##### Dataset extract #####
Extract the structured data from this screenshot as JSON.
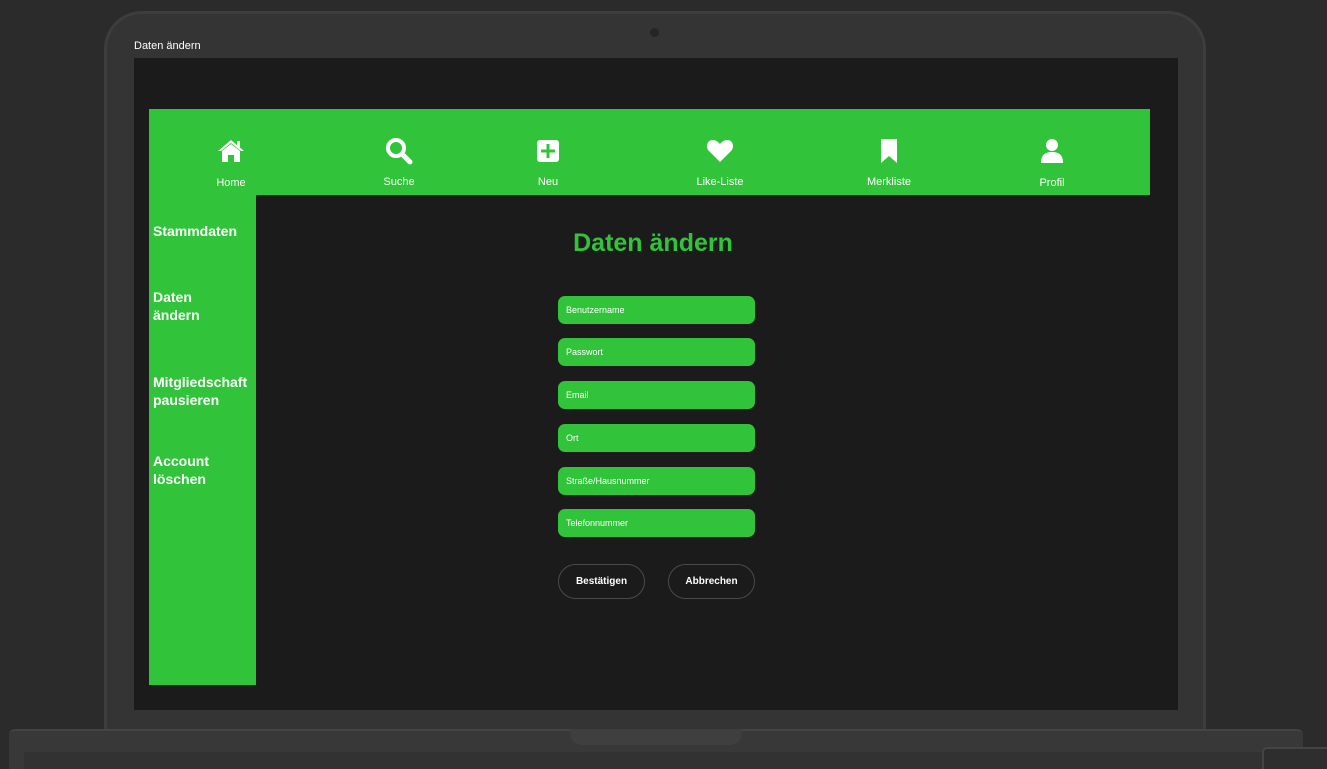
{
  "window": {
    "title": "Daten ändern"
  },
  "nav": {
    "items": [
      {
        "label": "Home",
        "icon": "home-icon"
      },
      {
        "label": "Suche",
        "icon": "search-icon"
      },
      {
        "label": "Neu",
        "icon": "plus-square-icon"
      },
      {
        "label": "Like-Liste",
        "icon": "heart-icon"
      },
      {
        "label": "Merkliste",
        "icon": "bookmark-icon"
      },
      {
        "label": "Profil",
        "icon": "user-icon"
      }
    ]
  },
  "sidebar": {
    "items": [
      {
        "label": "Stammdaten"
      },
      {
        "label": "Daten ändern"
      },
      {
        "label": "Mitgliedschaft pausieren"
      },
      {
        "label": "Account löschen"
      }
    ]
  },
  "form": {
    "title": "Daten ändern",
    "fields": [
      {
        "placeholder": "Benutzername",
        "value": ""
      },
      {
        "placeholder": "Passwort",
        "value": ""
      },
      {
        "placeholder": "Email",
        "value": ""
      },
      {
        "placeholder": "Ort",
        "value": ""
      },
      {
        "placeholder": "Straße/Hausnummer",
        "value": ""
      },
      {
        "placeholder": "Telefonnummer",
        "value": ""
      }
    ],
    "confirm_label": "Bestätigen",
    "cancel_label": "Abbrechen"
  },
  "colors": {
    "accent": "#31c43a",
    "background": "#1b1b1b",
    "text": "#ffffff"
  }
}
#####
» **Task instructions**:
Write out the whole listing exactly, and drop the pictures.

» **Result for this task**:
Extract the structured data from this screenshot as JSON.
{
  "window": {
    "title": "Daten ändern"
  },
  "nav": {
    "items": [
      {
        "label": "Home",
        "icon": "home-icon"
      },
      {
        "label": "Suche",
        "icon": "search-icon"
      },
      {
        "label": "Neu",
        "icon": "plus-square-icon"
      },
      {
        "label": "Like-Liste",
        "icon": "heart-icon"
      },
      {
        "label": "Merkliste",
        "icon": "bookmark-icon"
      },
      {
        "label": "Profil",
        "icon": "user-icon"
      }
    ]
  },
  "sidebar": {
    "items": [
      {
        "label": "Stammdaten"
      },
      {
        "label": "Daten ändern"
      },
      {
        "label": "Mitgliedschaft pausieren"
      },
      {
        "label": "Account löschen"
      }
    ]
  },
  "form": {
    "title": "Daten ändern",
    "fields": [
      {
        "placeholder": "Benutzername",
        "value": ""
      },
      {
        "placeholder": "Passwort",
        "value": ""
      },
      {
        "placeholder": "Email",
        "value": ""
      },
      {
        "placeholder": "Ort",
        "value": ""
      },
      {
        "placeholder": "Straße/Hausnummer",
        "value": ""
      },
      {
        "placeholder": "Telefonnummer",
        "value": ""
      }
    ],
    "confirm_label": "Bestätigen",
    "cancel_label": "Abbrechen"
  },
  "colors": {
    "accent": "#31c43a",
    "background": "#1b1b1b",
    "text": "#ffffff"
  }
}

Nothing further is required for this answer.